***** Extracted information

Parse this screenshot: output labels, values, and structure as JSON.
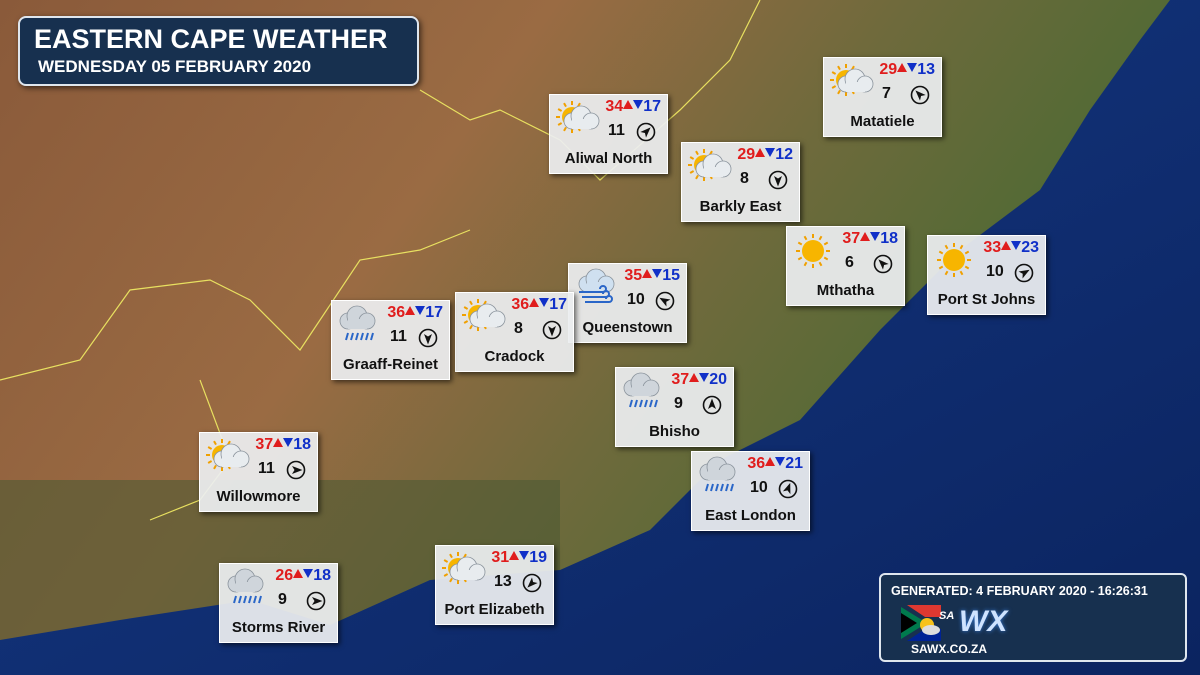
{
  "header": {
    "title": "EASTERN CAPE WEATHER",
    "date": "WEDNESDAY 05 FEBRUARY 2020"
  },
  "cards": [
    {
      "city": "Aliwal North",
      "max": 34,
      "min": 17,
      "wind": 11,
      "icon": "partly-cloudy",
      "wind_dir": 45
    },
    {
      "city": "Matatiele",
      "max": 29,
      "min": 13,
      "wind": 7,
      "icon": "partly-cloudy",
      "wind_dir": 315
    },
    {
      "city": "Barkly East",
      "max": 29,
      "min": 12,
      "wind": 8,
      "icon": "partly-cloudy",
      "wind_dir": 180
    },
    {
      "city": "Mthatha",
      "max": 37,
      "min": 18,
      "wind": 6,
      "icon": "sunny",
      "wind_dir": 315
    },
    {
      "city": "Port St Johns",
      "max": 33,
      "min": 23,
      "wind": 10,
      "icon": "sunny",
      "wind_dir": 60
    },
    {
      "city": "Queenstown",
      "max": 35,
      "min": 15,
      "wind": 10,
      "icon": "windy",
      "wind_dir": 300
    },
    {
      "city": "Cradock",
      "max": 36,
      "min": 17,
      "wind": 8,
      "icon": "partly-cloudy",
      "wind_dir": 180
    },
    {
      "city": "Graaff-Reinet",
      "max": 36,
      "min": 17,
      "wind": 11,
      "icon": "rain",
      "wind_dir": 180
    },
    {
      "city": "Bhisho",
      "max": 37,
      "min": 20,
      "wind": 9,
      "icon": "rain",
      "wind_dir": 0
    },
    {
      "city": "Willowmore",
      "max": 37,
      "min": 18,
      "wind": 11,
      "icon": "partly-cloudy",
      "wind_dir": 90
    },
    {
      "city": "East London",
      "max": 36,
      "min": 21,
      "wind": 10,
      "icon": "rain",
      "wind_dir": 20
    },
    {
      "city": "Port Elizabeth",
      "max": 31,
      "min": 19,
      "wind": 13,
      "icon": "partly-cloudy",
      "wind_dir": 225
    },
    {
      "city": "Storms River",
      "max": 26,
      "min": 18,
      "wind": 9,
      "icon": "rain",
      "wind_dir": 90
    }
  ],
  "footer": {
    "generated": "GENERATED: 4 FEBRUARY 2020 - 16:26:31",
    "logo_sa": "SA",
    "logo_wx": "WX",
    "site": "SAWX.CO.ZA"
  }
}
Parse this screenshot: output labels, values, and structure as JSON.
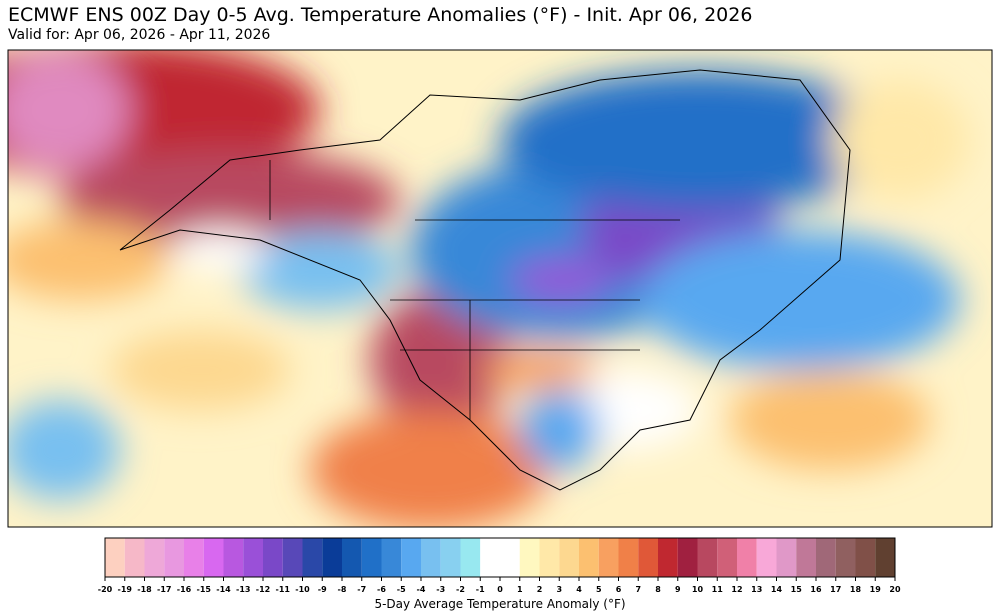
{
  "header": {
    "title": "ECMWF ENS 00Z Day 0-5 Avg. Temperature Anomalies (°F) - Init. Apr 06, 2026",
    "subtitle": "Valid for: Apr 06, 2026 - Apr 11, 2026"
  },
  "colorbar": {
    "label": "5-Day Average Temperature Anomaly (°F)",
    "ticks": [
      -20,
      -19,
      -18,
      -17,
      -16,
      -15,
      -14,
      -13,
      -12,
      -11,
      -10,
      -9,
      -8,
      -7,
      -6,
      -5,
      -4,
      -3,
      -2,
      -1,
      0,
      1,
      2,
      3,
      4,
      5,
      6,
      7,
      8,
      9,
      10,
      11,
      12,
      13,
      14,
      15,
      16,
      17,
      18,
      19,
      20
    ],
    "colors": [
      "#fdd0c0",
      "#f6b8c8",
      "#eea8d8",
      "#e898e0",
      "#e880e8",
      "#d868f0",
      "#b858e0",
      "#9a50d8",
      "#7a48c8",
      "#5848b8",
      "#2a48a8",
      "#0a3c98",
      "#1458b0",
      "#2070c8",
      "#3888d8",
      "#58a8f0",
      "#78c0f0",
      "#88d0f0",
      "#98e8f0",
      "#ffffff",
      "#ffffff",
      "#fff8c0",
      "#ffe8a8",
      "#fdd890",
      "#fcc070",
      "#f8a060",
      "#f08048",
      "#e05838",
      "#c02830",
      "#a02040",
      "#b84860",
      "#d06078",
      "#f080a8",
      "#f8a8d8",
      "#e098c8",
      "#c07898",
      "#a06878",
      "#906060",
      "#805048",
      "#604030"
    ]
  }
}
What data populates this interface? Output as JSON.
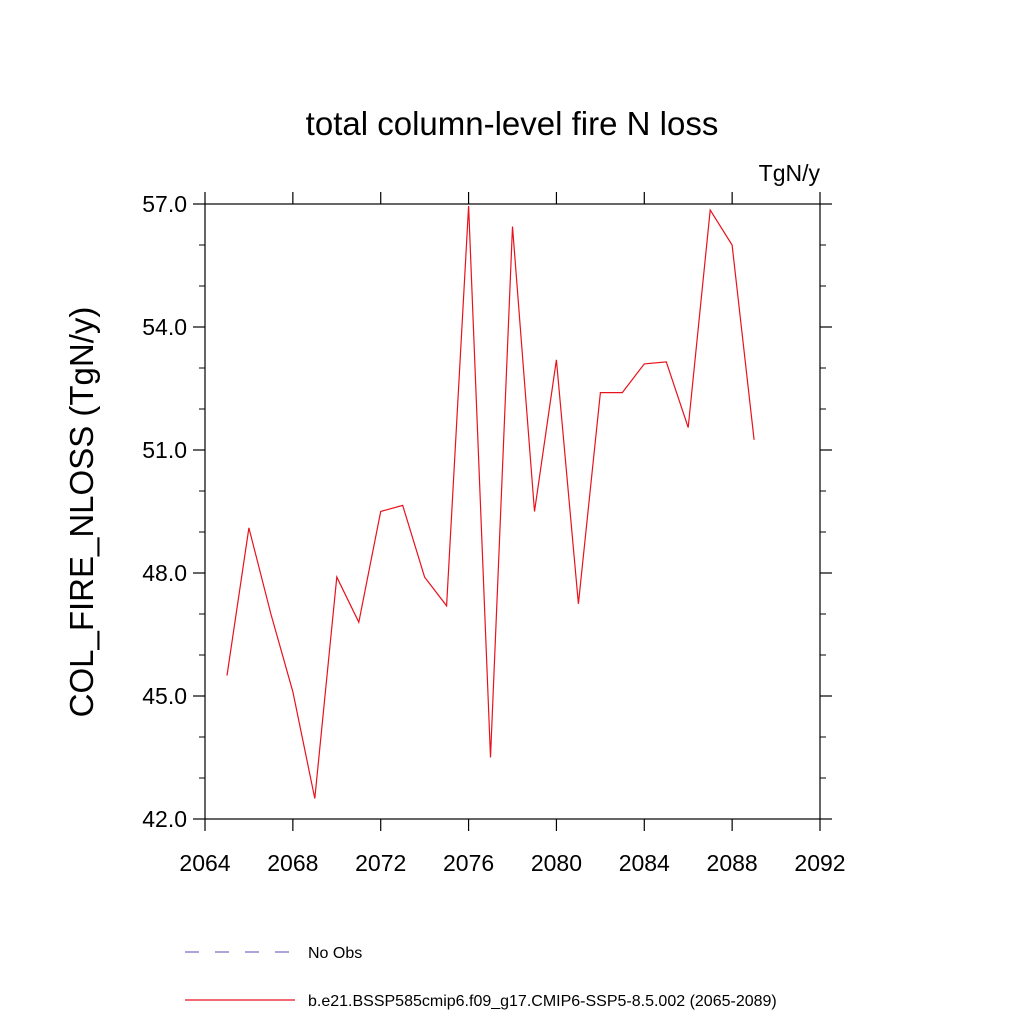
{
  "chart_data": {
    "type": "line",
    "title": "total column-level fire N loss",
    "units_label": "TgN/y",
    "ylabel": "COL_FIRE_NLOSS  (TgN/y)",
    "xlabel": "",
    "xlim": [
      2064,
      2092
    ],
    "ylim": [
      42.0,
      57.0
    ],
    "x_ticks": [
      2064,
      2068,
      2072,
      2076,
      2080,
      2084,
      2088,
      2092
    ],
    "x_tick_labels": [
      "2064",
      "2068",
      "2072",
      "2076",
      "2080",
      "2084",
      "2088",
      "2092"
    ],
    "y_ticks": [
      42.0,
      45.0,
      48.0,
      51.0,
      54.0,
      57.0
    ],
    "y_tick_labels": [
      "42.0",
      "45.0",
      "48.0",
      "51.0",
      "54.0",
      "57.0"
    ],
    "grid": false,
    "legend_placement": "bottom",
    "series": [
      {
        "name": "b.e21.BSSP585cmip6.f09_g17.CMIP6-SSP5-8.5.002 (2065-2089)",
        "color": "#e8121c",
        "dash": "solid",
        "x": [
          2065,
          2066,
          2067,
          2068,
          2069,
          2070,
          2071,
          2072,
          2073,
          2074,
          2075,
          2076,
          2077,
          2078,
          2079,
          2080,
          2081,
          2082,
          2083,
          2084,
          2085,
          2086,
          2087,
          2088,
          2089
        ],
        "y": [
          45.5,
          49.1,
          47.0,
          45.1,
          42.5,
          47.9,
          46.8,
          49.5,
          49.65,
          47.9,
          47.2,
          56.95,
          43.5,
          56.45,
          49.5,
          53.2,
          47.25,
          52.4,
          52.4,
          53.1,
          53.15,
          51.55,
          56.85,
          56.0,
          51.25
        ]
      },
      {
        "name": "No Obs",
        "color": "#7a6fc8",
        "dash": "dashed",
        "x": [],
        "y": []
      }
    ]
  }
}
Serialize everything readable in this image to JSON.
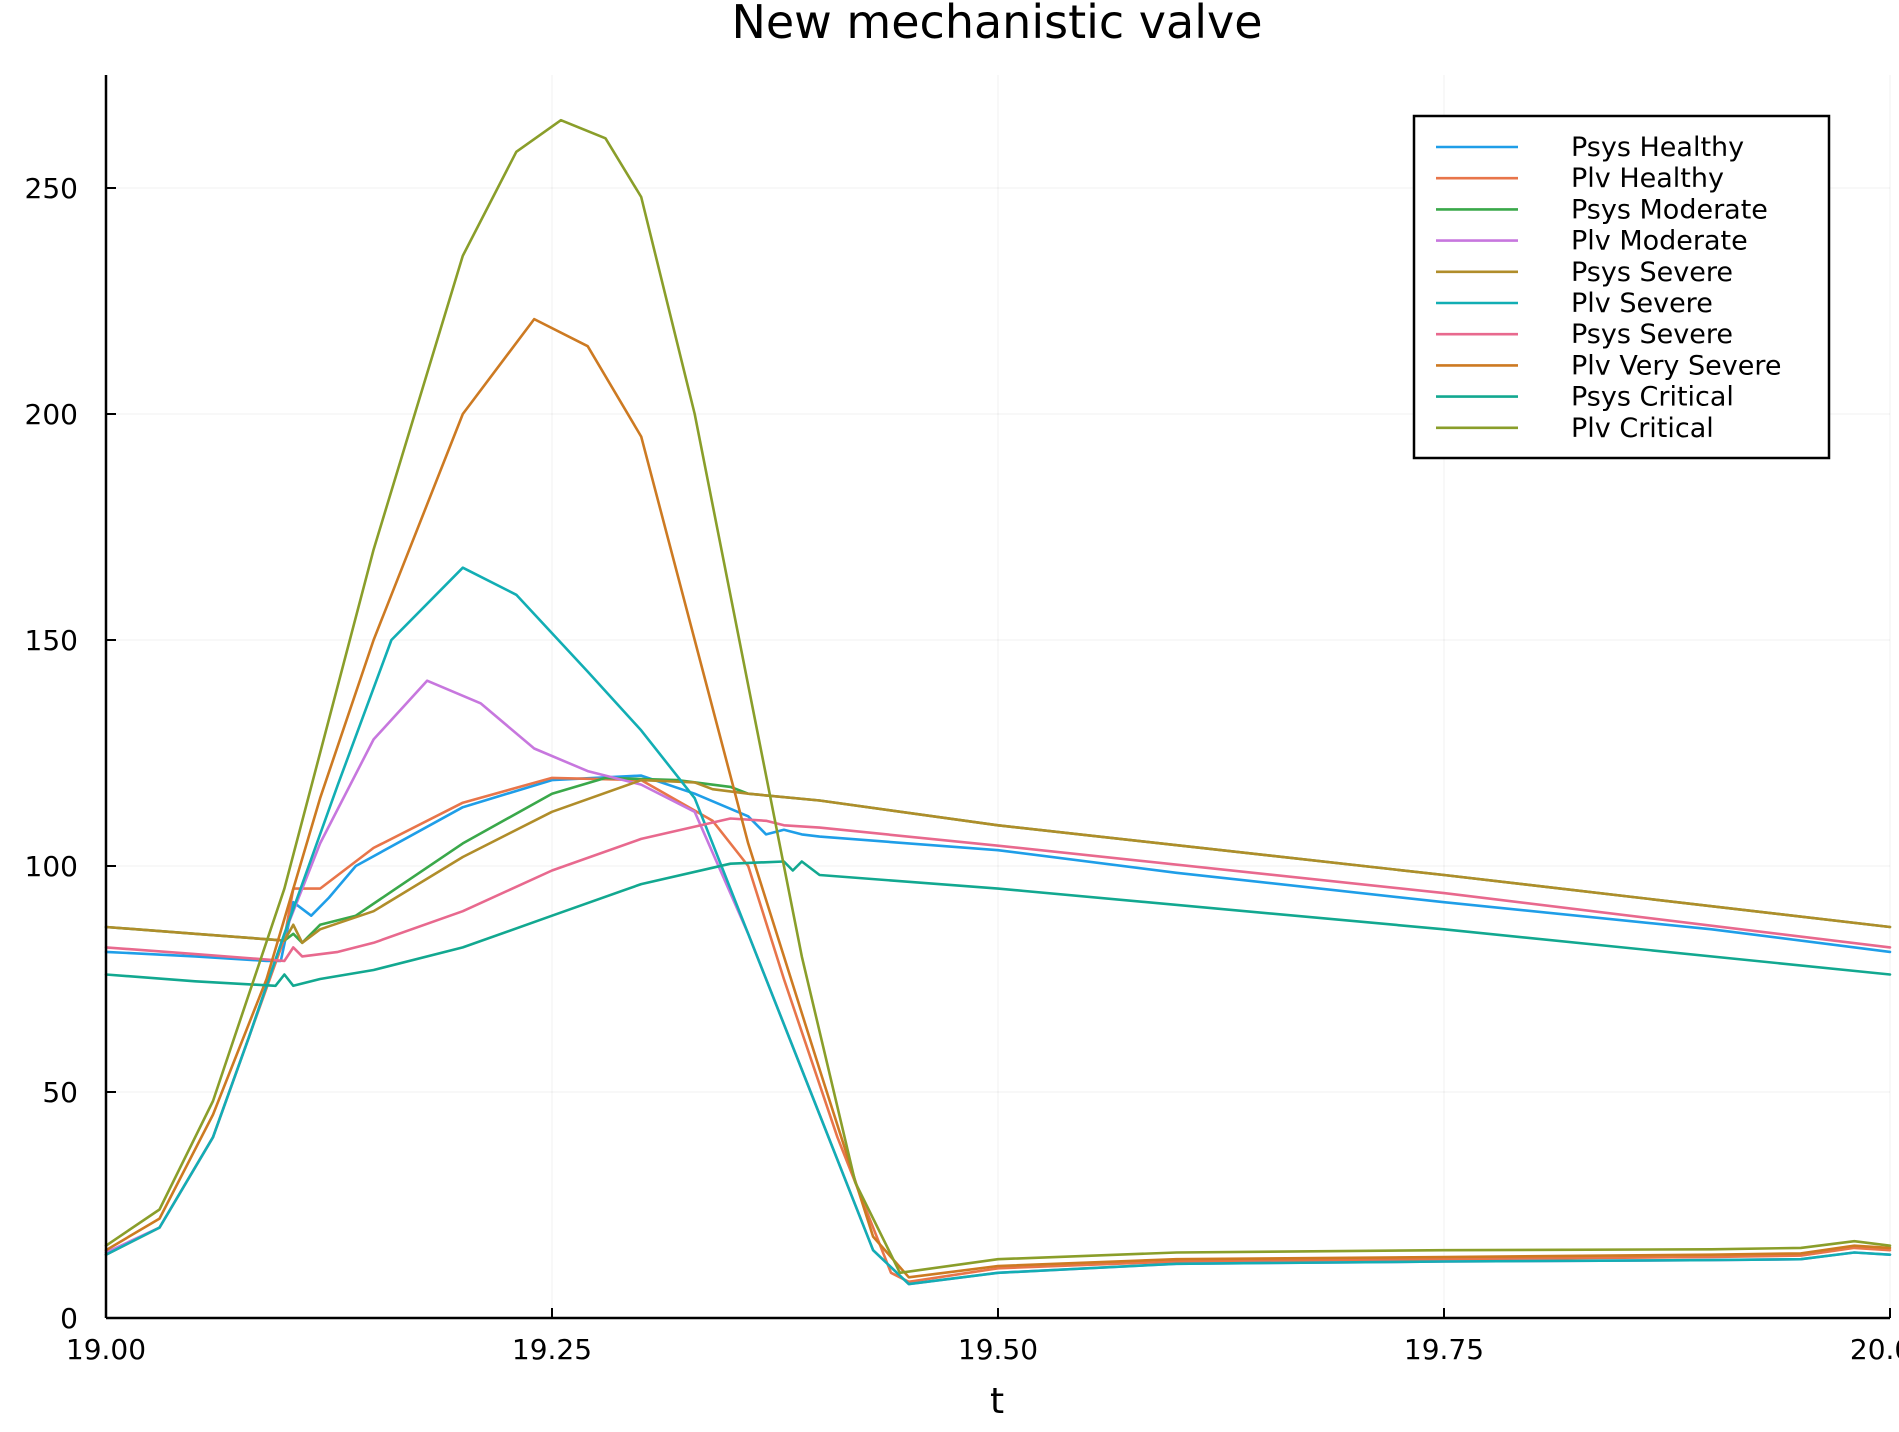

**********

How many lines in the listing contain "FEBRUARY"? Answer with the number alone.

[Correct response] 2